- [Request]
Scan the data beneath this task and copy each line that includes "ylabel".

:: Exercise data ::

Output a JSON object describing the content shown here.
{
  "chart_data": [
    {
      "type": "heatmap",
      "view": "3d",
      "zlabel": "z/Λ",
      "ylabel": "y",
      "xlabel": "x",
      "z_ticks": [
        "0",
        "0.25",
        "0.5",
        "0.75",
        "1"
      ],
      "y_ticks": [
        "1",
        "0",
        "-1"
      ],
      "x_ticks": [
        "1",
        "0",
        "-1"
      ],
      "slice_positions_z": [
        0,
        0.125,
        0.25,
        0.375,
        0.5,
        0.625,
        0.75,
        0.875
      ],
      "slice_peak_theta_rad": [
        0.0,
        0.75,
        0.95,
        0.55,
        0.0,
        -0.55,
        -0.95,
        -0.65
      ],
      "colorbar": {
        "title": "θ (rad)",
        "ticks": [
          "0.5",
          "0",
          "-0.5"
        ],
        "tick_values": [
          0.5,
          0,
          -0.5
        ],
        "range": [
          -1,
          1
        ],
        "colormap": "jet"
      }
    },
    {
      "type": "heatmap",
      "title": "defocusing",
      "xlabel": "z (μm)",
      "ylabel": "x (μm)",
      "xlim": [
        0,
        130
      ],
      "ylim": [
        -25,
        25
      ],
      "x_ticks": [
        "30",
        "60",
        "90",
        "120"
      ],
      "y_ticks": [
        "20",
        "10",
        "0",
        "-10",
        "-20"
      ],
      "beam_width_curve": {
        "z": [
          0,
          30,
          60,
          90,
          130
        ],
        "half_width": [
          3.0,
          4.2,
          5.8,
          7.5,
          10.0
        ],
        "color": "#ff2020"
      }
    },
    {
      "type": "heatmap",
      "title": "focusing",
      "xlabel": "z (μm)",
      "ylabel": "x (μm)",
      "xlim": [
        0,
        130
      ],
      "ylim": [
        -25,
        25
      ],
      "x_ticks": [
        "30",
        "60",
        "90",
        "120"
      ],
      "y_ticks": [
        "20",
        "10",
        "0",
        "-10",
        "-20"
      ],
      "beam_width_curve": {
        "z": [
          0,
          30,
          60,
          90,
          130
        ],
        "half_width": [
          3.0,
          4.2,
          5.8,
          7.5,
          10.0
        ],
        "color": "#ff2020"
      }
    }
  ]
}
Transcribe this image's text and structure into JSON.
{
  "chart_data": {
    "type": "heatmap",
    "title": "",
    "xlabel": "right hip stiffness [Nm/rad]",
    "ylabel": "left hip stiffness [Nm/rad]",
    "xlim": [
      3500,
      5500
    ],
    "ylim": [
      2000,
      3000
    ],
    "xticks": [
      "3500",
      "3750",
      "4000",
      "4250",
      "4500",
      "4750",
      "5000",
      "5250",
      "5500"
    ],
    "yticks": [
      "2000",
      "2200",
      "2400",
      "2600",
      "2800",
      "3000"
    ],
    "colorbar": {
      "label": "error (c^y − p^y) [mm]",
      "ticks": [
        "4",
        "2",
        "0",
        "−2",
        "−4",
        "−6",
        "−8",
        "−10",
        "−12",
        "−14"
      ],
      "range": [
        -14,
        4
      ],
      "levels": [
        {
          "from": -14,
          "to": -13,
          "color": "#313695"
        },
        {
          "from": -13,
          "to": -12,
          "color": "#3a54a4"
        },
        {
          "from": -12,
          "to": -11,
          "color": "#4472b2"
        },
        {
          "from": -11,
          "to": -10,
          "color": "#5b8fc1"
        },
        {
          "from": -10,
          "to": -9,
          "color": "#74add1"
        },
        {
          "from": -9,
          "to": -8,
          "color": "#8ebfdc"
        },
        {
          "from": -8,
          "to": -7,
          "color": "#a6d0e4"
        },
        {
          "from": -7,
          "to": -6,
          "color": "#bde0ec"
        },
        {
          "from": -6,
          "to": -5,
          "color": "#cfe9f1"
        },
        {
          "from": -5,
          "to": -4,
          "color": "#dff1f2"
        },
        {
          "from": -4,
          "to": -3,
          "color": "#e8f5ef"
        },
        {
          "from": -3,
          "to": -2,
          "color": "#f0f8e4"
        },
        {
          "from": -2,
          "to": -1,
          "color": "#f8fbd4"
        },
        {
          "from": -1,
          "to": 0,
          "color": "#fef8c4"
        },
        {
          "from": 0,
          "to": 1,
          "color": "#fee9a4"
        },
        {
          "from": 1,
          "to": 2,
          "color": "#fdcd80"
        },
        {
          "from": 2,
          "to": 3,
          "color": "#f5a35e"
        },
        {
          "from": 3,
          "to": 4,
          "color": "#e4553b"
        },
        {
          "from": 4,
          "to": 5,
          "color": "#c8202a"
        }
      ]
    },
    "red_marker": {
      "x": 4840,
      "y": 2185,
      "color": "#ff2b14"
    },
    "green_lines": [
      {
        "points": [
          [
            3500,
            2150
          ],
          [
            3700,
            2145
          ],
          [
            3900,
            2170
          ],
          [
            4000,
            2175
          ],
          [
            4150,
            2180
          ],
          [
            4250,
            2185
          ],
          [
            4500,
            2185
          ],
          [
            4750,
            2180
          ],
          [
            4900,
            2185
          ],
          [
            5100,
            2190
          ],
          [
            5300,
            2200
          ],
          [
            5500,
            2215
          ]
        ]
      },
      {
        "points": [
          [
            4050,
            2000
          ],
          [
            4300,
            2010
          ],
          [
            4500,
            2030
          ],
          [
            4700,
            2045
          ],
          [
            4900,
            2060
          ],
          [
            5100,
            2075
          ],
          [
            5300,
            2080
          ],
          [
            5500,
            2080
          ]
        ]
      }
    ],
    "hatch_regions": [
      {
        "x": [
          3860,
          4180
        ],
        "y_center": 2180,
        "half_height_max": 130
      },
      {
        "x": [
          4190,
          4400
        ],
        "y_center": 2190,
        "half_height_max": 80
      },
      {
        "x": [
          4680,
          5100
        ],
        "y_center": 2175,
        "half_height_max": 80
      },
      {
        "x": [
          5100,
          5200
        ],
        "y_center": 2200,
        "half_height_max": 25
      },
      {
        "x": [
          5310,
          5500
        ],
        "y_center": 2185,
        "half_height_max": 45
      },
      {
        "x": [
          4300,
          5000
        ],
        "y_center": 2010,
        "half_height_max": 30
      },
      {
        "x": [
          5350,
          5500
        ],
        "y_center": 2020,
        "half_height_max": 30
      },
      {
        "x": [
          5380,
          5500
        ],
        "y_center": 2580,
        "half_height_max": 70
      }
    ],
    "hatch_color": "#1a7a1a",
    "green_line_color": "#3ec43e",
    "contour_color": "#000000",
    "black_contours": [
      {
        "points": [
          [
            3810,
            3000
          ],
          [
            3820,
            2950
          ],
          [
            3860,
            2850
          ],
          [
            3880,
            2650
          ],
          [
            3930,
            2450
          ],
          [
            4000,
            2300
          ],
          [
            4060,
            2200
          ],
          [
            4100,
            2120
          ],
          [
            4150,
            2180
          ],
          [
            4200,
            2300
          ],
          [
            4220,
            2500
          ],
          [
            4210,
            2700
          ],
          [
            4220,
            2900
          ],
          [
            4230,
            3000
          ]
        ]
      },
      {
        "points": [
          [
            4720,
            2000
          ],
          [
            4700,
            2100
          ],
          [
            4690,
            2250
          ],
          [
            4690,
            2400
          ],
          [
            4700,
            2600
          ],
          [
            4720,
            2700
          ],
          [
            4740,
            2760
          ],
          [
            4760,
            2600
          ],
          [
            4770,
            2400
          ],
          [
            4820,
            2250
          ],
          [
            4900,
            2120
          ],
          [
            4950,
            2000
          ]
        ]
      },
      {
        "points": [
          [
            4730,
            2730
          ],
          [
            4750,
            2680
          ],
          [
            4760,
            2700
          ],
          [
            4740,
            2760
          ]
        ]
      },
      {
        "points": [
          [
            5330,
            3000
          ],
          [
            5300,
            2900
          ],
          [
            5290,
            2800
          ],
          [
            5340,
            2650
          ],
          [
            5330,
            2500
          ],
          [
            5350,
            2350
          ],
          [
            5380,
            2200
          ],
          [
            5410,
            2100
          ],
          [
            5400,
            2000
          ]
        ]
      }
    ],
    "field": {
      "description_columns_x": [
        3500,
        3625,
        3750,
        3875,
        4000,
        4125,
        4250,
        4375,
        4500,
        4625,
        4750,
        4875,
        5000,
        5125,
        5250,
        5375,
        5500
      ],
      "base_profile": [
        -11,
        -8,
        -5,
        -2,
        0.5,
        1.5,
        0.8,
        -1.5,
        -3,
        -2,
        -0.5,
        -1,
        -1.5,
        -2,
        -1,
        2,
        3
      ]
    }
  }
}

:::

- [In response]
      "ylabel": "y",
      "ylabel": "x (μm)",
      "ylabel": "x (μm)",
    "ylabel": "left hip stiffness [Nm/rad]",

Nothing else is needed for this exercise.